* **STATED PROBLEM**
Using the data below, copy every line that contains the word "ekspedycji".

== STORED RECORDS ==

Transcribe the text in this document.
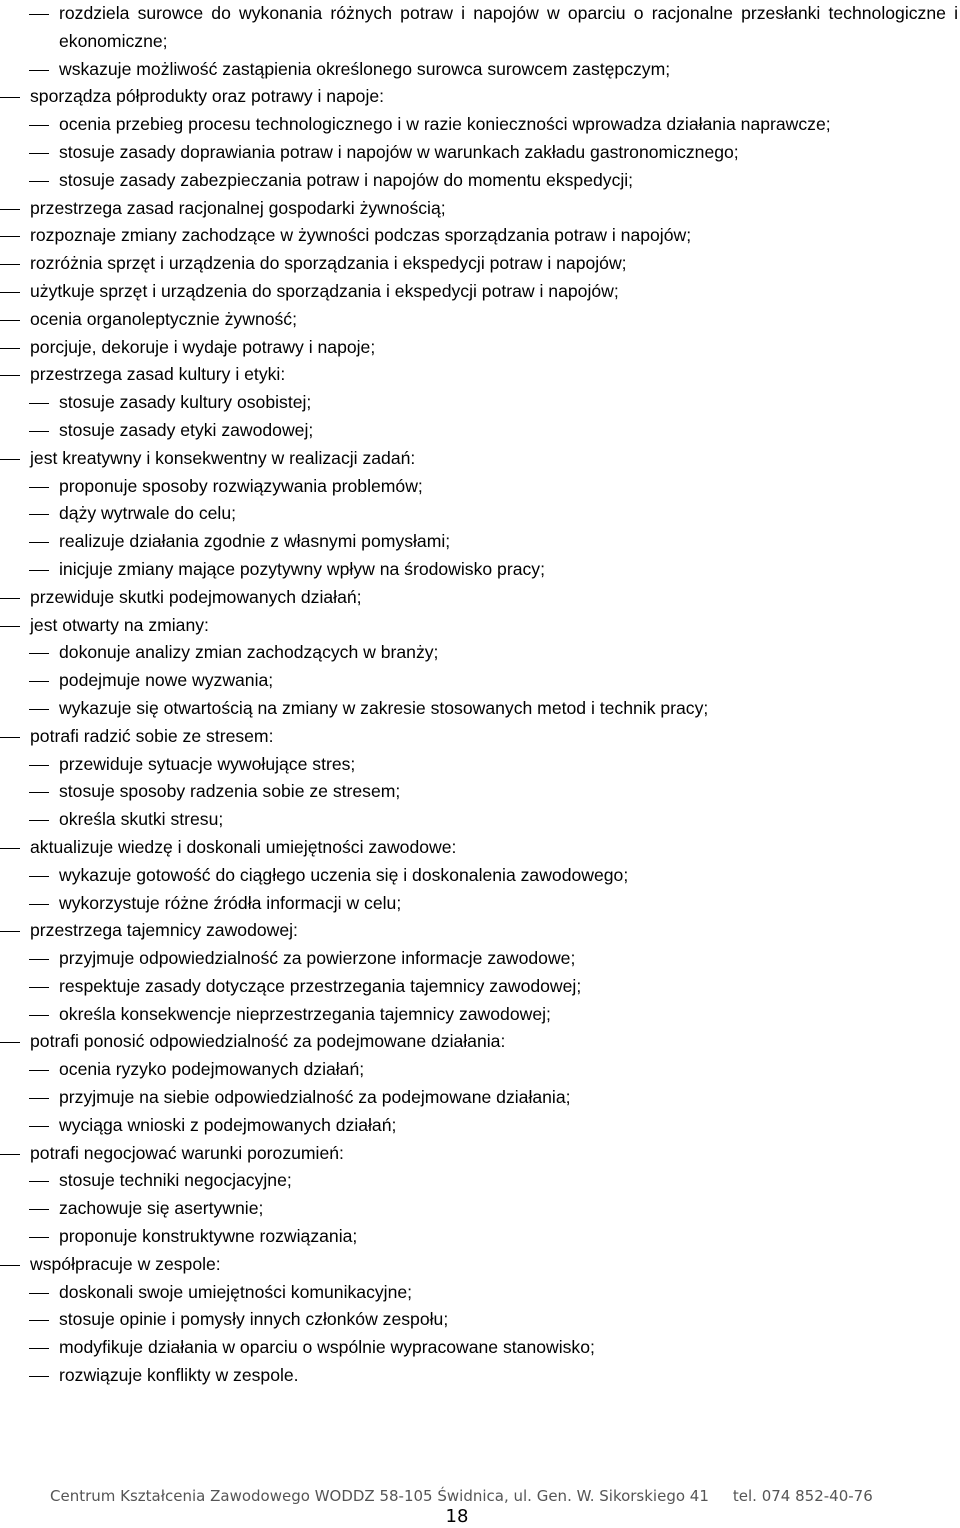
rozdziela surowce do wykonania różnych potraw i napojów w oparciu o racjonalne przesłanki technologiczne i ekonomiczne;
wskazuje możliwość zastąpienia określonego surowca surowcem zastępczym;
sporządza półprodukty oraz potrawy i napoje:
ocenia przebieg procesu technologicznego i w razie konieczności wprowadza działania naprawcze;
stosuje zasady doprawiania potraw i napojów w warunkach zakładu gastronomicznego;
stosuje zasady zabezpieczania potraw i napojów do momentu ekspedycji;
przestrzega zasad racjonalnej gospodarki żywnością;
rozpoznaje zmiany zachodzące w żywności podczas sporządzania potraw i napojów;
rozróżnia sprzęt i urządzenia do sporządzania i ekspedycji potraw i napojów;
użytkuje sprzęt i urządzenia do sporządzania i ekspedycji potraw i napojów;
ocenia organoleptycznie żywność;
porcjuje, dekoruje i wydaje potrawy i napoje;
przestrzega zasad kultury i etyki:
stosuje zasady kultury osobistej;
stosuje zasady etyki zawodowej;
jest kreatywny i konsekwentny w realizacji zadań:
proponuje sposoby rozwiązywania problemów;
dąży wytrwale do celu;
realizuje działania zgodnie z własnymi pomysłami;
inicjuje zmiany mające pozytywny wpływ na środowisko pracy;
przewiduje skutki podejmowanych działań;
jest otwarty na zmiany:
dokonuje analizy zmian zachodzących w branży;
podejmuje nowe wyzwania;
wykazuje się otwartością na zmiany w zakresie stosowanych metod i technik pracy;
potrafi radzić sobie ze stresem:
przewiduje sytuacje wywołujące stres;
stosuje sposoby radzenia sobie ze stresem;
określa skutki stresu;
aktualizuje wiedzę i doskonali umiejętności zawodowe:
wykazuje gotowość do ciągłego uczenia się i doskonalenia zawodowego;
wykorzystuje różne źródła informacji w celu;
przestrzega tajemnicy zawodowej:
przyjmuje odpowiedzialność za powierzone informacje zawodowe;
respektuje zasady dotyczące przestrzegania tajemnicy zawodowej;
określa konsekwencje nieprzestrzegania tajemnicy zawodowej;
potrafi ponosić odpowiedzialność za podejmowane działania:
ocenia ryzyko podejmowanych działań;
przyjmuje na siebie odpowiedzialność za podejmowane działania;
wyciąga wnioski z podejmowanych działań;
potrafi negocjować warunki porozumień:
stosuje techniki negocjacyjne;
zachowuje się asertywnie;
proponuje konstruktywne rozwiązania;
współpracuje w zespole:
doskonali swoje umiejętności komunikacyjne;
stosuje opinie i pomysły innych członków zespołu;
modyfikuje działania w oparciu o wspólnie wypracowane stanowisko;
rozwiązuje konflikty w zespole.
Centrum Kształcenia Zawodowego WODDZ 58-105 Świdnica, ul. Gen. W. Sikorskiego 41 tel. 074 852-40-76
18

===
== STORED RECORDS ==

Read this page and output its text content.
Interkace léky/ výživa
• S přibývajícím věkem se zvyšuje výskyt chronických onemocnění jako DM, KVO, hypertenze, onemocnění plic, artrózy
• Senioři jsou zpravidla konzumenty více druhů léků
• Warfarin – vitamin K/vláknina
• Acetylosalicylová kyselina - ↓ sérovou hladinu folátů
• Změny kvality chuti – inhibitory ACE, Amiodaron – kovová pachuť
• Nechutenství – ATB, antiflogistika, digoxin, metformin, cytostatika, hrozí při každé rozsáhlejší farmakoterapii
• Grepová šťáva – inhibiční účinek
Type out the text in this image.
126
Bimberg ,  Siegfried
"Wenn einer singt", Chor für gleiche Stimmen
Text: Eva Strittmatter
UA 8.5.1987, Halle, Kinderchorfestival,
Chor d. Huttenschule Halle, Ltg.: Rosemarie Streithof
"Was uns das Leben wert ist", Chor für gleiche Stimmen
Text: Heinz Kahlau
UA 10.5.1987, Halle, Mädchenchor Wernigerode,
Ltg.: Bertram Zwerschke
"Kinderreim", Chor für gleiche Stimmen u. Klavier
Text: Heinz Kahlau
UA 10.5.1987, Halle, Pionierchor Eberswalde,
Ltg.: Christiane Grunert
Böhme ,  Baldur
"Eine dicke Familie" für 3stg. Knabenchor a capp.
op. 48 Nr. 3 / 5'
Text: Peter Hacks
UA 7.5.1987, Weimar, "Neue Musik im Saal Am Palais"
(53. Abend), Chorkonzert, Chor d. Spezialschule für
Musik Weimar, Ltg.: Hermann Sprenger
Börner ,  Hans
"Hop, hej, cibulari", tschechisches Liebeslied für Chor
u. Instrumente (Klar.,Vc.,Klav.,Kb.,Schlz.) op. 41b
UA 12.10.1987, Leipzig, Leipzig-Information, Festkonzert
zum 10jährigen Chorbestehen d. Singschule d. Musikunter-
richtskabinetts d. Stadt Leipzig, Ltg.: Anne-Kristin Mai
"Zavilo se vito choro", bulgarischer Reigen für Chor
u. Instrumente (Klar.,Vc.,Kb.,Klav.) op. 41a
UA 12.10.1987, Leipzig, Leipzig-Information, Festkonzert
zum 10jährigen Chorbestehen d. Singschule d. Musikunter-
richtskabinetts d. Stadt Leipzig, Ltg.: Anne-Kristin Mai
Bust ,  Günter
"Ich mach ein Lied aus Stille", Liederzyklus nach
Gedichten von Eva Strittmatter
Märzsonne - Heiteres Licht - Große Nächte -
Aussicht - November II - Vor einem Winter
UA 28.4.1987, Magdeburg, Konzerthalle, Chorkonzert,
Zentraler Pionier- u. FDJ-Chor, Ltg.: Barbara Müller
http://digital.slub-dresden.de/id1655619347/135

===
== STORED RECORDS ==

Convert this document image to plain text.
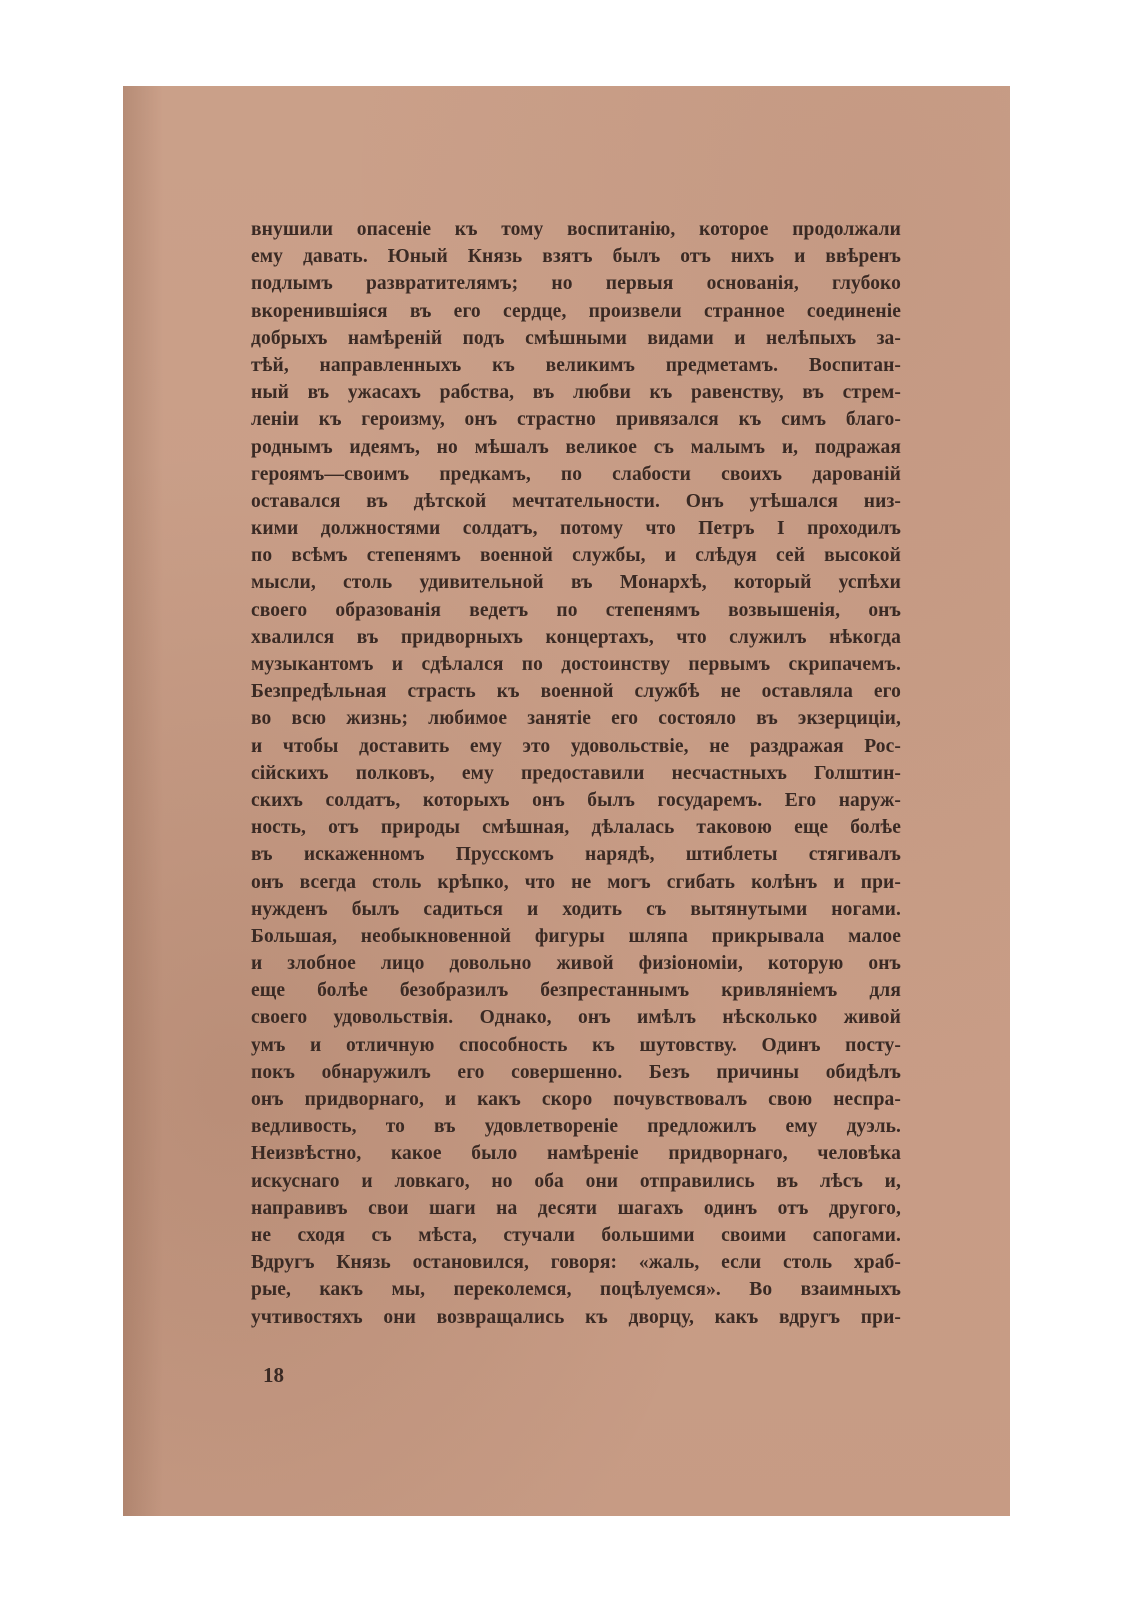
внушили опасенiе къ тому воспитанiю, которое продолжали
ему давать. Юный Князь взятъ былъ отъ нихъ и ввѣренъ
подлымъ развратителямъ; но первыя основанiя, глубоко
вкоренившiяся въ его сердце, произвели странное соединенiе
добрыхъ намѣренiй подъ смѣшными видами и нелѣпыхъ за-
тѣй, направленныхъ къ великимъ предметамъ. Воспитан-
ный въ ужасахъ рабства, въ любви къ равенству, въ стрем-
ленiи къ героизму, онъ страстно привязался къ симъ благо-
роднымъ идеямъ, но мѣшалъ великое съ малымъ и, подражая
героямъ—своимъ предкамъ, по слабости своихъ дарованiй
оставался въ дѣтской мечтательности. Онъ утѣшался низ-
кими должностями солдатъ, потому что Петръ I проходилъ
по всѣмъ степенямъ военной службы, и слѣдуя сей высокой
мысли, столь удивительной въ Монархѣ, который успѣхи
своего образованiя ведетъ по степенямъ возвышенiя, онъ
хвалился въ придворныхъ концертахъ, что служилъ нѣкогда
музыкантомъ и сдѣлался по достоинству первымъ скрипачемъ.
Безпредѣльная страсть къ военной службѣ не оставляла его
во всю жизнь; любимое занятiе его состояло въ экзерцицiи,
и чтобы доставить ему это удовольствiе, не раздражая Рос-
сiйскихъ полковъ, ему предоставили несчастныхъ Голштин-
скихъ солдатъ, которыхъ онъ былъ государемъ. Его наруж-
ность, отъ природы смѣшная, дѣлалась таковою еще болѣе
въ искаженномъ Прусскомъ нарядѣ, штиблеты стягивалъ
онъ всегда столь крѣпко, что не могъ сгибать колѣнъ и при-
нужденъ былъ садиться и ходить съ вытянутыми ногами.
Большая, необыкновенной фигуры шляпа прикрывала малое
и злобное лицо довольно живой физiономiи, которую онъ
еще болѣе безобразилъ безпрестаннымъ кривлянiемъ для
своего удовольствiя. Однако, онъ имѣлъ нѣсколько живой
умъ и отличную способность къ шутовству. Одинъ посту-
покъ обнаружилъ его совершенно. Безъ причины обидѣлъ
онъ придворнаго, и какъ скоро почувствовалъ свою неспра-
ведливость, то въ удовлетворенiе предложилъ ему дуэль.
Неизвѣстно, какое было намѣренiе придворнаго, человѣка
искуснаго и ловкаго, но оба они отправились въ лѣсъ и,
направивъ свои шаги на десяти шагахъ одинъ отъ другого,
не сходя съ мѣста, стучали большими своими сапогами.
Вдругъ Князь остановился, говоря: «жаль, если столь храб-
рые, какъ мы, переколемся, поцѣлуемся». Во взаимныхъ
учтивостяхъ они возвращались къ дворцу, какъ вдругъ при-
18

===

* **RESPONSE BELOW**
stosuje zasady zabezpieczania potraw i napojów do momentu ekspedycji;
rozróżnia sprzęt i urządzenia do sporządzania i ekspedycji potraw i napojów;
użytkuje sprzęt i urządzenia do sporządzania i ekspedycji potraw i napojów;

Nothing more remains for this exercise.